## GOAL
Please quote only the lines that start at the one with "Decode this image" and go on to the last line of the data, both ends kept.

Data listing
***
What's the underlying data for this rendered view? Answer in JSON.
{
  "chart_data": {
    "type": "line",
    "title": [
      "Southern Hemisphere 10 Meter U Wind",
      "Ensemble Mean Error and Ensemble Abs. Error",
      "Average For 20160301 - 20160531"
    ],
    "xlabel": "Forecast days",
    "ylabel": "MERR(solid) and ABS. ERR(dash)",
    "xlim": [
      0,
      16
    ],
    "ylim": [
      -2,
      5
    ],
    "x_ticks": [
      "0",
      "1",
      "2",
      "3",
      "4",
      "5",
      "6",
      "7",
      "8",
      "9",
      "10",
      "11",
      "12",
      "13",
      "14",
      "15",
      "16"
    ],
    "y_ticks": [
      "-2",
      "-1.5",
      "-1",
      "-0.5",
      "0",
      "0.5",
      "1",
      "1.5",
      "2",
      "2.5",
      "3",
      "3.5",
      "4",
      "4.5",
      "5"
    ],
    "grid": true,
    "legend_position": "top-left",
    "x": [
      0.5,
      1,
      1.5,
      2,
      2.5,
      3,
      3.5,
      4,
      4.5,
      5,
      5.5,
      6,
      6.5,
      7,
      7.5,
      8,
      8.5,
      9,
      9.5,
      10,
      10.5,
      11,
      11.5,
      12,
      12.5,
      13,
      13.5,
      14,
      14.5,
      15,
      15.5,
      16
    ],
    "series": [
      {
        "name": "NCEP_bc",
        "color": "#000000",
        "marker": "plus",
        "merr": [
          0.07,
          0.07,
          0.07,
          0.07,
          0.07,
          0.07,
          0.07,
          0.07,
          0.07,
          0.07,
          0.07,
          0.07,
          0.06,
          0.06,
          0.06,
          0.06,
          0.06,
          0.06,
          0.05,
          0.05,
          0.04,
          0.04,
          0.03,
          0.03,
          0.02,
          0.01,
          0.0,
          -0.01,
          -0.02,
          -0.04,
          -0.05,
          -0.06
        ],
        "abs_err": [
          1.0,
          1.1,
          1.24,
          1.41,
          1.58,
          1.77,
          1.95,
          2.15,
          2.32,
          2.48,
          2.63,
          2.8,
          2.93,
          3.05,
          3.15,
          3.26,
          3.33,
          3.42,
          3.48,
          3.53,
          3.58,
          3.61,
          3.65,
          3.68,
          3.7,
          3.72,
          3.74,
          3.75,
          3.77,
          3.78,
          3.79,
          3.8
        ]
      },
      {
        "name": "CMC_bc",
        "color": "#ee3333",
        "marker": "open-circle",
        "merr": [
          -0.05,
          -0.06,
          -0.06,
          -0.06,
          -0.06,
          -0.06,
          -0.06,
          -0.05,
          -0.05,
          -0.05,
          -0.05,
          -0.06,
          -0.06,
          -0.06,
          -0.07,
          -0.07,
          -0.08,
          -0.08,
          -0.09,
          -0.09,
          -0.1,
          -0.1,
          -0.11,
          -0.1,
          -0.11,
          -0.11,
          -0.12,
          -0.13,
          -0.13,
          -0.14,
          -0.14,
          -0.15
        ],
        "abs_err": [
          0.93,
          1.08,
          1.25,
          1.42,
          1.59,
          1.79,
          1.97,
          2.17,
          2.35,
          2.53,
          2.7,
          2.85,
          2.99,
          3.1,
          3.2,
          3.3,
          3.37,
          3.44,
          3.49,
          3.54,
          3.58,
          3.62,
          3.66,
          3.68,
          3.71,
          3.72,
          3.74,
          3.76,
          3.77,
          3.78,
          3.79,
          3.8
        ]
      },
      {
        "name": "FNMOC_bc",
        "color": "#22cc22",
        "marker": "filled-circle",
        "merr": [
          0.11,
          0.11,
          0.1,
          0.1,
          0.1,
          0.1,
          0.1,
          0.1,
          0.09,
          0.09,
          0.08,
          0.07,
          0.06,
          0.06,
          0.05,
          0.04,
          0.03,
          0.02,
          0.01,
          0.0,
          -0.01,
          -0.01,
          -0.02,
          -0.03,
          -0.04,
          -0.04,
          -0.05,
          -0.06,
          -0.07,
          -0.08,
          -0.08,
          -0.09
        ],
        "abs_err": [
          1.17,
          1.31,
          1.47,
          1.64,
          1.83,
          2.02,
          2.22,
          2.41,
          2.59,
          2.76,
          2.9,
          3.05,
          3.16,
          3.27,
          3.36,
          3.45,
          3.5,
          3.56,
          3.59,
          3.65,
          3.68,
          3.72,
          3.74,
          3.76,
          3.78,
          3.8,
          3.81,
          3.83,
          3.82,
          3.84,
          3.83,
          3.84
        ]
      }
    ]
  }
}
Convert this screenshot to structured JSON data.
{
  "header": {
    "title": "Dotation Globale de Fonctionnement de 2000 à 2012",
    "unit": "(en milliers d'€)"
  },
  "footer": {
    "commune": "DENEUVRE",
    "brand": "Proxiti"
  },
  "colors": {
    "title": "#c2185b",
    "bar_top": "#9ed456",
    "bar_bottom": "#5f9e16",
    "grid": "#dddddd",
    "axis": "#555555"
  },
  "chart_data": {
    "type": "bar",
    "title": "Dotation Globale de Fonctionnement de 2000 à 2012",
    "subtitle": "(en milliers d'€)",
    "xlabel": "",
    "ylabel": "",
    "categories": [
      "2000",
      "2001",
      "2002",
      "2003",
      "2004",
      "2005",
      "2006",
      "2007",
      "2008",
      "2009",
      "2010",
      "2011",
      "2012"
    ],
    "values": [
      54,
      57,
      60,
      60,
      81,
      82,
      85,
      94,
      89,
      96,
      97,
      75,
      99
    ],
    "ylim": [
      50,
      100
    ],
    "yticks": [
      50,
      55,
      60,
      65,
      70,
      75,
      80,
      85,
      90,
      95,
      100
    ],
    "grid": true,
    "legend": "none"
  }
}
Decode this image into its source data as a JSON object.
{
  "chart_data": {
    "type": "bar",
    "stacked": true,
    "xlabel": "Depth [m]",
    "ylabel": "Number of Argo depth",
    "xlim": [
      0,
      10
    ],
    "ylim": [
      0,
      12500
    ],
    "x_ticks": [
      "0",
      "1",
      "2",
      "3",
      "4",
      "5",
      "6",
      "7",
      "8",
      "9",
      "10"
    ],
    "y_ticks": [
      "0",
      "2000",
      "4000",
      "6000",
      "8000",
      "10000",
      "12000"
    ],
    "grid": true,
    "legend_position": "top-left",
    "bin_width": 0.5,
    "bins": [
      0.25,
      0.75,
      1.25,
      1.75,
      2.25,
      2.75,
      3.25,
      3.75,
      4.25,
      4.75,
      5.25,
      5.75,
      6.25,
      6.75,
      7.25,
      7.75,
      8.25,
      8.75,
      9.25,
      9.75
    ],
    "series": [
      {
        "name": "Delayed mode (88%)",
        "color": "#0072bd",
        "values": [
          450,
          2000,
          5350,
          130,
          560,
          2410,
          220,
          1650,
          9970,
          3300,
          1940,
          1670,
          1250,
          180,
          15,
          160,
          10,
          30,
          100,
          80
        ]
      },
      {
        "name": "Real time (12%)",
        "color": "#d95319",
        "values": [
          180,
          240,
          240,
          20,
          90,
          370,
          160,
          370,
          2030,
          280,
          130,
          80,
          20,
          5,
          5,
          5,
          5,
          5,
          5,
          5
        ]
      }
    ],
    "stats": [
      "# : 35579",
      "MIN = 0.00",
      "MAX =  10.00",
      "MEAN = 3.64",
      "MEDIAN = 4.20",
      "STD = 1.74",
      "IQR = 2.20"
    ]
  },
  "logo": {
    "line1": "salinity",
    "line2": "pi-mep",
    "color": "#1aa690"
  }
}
***
## SOLUTION FOR THIS EXERCISE
Decode this image into its source data as a JSON object.
{
  "chart_data": {
    "type": "bar",
    "stacked": true,
    "xlabel": "Depth [m]",
    "ylabel": "Number of Argo depth",
    "xlim": [
      0,
      10
    ],
    "ylim": [
      0,
      12500
    ],
    "x_ticks": [
      "0",
      "1",
      "2",
      "3",
      "4",
      "5",
      "6",
      "7",
      "8",
      "9",
      "10"
    ],
    "y_ticks": [
      "0",
      "2000",
      "4000",
      "6000",
      "8000",
      "10000",
      "12000"
    ],
    "grid": true,
    "legend_position": "top-left",
    "bin_width": 0.5,
    "bins": [
      0.25,
      0.75,
      1.25,
      1.75,
      2.25,
      2.75,
      3.25,
      3.75,
      4.25,
      4.75,
      5.25,
      5.75,
      6.25,
      6.75,
      7.25,
      7.75,
      8.25,
      8.75,
      9.25,
      9.75
    ],
    "series": [
      {
        "name": "Delayed mode (88%)",
        "color": "#0072bd",
        "values": [
          450,
          2000,
          5350,
          130,
          560,
          2410,
          220,
          1650,
          9970,
          3300,
          1940,
          1670,
          1250,
          180,
          15,
          160,
          10,
          30,
          100,
          80
        ]
      },
      {
        "name": "Real time (12%)",
        "color": "#d95319",
        "values": [
          180,
          240,
          240,
          20,
          90,
          370,
          160,
          370,
          2030,
          280,
          130,
          80,
          20,
          5,
          5,
          5,
          5,
          5,
          5,
          5
        ]
      }
    ],
    "stats": [
      "# : 35579",
      "MIN = 0.00",
      "MAX =  10.00",
      "MEAN = 3.64",
      "MEDIAN = 4.20",
      "STD = 1.74",
      "IQR = 2.20"
    ]
  },
  "logo": {
    "line1": "salinity",
    "line2": "pi-mep",
    "color": "#1aa690"
  }
}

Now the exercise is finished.